» Task description:
Show each line from the listing that includes the word "Schmeltze".
-- Begin --
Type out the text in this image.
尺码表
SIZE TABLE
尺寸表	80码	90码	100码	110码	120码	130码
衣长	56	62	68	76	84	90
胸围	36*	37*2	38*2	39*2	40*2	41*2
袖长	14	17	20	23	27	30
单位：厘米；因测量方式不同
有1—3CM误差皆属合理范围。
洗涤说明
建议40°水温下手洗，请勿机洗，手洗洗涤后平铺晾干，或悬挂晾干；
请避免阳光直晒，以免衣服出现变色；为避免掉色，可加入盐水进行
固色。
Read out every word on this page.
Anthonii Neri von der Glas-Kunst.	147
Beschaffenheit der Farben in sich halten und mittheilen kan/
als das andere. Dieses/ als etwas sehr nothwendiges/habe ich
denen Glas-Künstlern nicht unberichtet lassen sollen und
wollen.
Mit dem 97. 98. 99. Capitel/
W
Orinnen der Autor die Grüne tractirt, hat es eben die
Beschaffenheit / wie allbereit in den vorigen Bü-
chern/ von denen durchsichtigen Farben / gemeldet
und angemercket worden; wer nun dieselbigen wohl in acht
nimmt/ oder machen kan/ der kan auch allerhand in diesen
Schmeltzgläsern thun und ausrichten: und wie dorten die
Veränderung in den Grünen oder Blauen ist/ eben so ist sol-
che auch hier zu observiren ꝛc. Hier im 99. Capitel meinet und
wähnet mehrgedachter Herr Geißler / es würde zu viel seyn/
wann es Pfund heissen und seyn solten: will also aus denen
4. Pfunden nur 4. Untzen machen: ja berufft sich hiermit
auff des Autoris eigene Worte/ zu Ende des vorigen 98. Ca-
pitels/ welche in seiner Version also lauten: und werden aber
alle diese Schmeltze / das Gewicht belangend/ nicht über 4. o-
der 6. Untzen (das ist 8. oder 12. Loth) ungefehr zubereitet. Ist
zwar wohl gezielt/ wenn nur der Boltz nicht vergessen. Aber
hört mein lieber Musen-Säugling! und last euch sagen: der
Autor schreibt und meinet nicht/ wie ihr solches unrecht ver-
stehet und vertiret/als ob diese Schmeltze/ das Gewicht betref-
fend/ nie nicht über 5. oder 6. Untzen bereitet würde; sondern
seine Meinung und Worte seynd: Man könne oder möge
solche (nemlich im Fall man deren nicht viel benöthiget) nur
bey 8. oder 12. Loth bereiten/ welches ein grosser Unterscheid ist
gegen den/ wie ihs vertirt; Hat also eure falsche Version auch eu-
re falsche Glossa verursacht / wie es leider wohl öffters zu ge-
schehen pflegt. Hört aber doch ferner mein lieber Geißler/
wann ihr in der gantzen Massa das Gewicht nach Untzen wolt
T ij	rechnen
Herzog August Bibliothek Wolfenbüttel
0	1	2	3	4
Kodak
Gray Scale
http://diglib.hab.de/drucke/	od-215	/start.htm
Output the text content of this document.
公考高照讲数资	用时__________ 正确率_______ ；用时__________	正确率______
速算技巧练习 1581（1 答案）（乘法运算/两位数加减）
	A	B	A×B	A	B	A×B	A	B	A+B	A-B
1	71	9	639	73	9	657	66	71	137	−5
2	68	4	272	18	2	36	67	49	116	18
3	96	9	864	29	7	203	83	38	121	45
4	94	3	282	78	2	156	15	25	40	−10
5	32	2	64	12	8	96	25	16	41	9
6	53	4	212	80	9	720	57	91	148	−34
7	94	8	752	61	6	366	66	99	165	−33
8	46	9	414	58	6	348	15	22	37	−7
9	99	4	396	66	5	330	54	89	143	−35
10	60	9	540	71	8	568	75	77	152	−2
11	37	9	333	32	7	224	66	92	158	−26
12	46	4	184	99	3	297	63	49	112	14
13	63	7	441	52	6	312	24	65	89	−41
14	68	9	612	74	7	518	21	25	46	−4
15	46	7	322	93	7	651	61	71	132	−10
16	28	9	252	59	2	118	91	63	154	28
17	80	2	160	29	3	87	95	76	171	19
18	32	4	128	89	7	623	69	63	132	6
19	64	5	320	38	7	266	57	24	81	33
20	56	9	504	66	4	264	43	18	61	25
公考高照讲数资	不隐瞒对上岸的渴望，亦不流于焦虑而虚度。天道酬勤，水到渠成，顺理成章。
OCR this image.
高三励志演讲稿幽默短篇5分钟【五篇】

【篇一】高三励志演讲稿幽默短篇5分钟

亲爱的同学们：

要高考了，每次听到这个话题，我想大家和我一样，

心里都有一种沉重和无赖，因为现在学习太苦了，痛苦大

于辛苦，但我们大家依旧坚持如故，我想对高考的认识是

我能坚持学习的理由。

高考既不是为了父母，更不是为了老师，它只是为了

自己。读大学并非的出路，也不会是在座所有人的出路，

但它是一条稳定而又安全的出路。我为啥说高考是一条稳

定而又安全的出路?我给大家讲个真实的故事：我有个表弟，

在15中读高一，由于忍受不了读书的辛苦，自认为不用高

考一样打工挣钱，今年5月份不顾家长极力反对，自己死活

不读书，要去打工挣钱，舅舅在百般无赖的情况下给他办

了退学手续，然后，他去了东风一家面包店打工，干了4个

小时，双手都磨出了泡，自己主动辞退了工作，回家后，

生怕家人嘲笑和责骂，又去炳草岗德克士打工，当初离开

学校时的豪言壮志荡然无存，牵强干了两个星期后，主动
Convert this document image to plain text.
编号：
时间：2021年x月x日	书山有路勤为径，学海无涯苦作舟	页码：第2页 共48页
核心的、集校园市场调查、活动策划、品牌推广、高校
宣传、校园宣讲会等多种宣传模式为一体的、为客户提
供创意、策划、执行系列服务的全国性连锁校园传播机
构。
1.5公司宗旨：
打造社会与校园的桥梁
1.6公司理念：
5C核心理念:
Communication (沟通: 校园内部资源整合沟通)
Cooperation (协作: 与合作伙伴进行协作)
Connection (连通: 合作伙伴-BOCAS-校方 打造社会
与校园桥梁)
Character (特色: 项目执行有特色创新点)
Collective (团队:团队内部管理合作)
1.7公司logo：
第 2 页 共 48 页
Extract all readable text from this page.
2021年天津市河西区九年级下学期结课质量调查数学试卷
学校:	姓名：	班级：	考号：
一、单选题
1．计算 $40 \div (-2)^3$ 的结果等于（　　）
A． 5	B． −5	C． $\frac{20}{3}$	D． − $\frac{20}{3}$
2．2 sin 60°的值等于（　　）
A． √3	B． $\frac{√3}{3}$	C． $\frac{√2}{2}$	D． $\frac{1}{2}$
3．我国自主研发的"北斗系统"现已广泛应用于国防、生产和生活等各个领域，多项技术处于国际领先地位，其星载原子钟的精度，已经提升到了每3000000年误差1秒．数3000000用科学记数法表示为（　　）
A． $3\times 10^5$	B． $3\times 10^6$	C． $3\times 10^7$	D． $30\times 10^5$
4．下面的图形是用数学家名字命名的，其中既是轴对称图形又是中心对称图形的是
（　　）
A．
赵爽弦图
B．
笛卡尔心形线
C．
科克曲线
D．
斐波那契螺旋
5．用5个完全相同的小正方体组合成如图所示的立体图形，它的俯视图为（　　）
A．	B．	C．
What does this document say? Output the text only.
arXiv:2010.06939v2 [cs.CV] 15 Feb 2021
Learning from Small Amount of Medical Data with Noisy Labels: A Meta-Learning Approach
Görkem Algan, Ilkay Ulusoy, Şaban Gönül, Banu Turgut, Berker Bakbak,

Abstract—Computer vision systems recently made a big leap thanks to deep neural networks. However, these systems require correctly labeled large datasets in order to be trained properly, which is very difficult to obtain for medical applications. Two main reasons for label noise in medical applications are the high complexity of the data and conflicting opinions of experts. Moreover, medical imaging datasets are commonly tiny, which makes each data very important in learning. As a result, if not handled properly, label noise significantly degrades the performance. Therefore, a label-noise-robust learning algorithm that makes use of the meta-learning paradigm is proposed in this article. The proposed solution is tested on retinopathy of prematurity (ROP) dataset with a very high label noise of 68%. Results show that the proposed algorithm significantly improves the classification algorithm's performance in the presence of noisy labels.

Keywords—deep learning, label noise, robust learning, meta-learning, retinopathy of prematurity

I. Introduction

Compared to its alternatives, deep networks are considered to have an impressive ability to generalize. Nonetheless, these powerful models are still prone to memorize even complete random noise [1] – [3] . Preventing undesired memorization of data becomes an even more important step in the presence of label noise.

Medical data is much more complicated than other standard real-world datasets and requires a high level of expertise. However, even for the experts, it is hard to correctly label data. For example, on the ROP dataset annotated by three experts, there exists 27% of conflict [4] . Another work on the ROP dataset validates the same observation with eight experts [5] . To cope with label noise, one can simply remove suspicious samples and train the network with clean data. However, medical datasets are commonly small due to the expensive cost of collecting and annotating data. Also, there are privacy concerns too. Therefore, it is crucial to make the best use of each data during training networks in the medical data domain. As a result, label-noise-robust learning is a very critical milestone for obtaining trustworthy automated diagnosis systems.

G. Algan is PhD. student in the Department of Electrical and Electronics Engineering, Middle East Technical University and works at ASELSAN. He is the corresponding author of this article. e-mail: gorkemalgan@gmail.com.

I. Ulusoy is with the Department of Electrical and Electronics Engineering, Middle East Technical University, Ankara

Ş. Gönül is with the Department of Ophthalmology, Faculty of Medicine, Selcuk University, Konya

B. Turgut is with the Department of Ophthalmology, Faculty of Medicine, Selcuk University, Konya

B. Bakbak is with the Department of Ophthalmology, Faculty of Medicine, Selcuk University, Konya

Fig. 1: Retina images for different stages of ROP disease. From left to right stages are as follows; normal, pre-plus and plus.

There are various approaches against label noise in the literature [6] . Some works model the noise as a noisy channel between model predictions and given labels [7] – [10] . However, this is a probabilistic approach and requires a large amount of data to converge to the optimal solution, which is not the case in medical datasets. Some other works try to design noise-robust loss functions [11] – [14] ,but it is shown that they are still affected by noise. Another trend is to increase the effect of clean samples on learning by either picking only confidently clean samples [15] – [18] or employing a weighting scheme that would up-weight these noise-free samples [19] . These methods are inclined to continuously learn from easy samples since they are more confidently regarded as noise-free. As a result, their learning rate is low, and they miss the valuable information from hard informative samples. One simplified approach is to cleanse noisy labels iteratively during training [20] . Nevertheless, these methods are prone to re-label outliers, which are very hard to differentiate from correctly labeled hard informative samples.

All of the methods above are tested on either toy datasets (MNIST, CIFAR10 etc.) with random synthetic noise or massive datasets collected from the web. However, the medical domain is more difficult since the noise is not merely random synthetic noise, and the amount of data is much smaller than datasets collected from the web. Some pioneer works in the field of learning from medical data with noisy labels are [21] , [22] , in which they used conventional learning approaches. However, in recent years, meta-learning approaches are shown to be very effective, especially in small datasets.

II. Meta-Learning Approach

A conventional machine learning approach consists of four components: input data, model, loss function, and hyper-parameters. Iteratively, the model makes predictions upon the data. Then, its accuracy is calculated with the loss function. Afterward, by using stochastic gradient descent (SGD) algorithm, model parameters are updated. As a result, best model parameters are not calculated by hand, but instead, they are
-- End --
» Full solution:
alle diese Schmeltze / das Gewicht belangend/ nicht über 4. o-
stehet und vertiret/als ob diese Schmeltze/ das Gewicht betref-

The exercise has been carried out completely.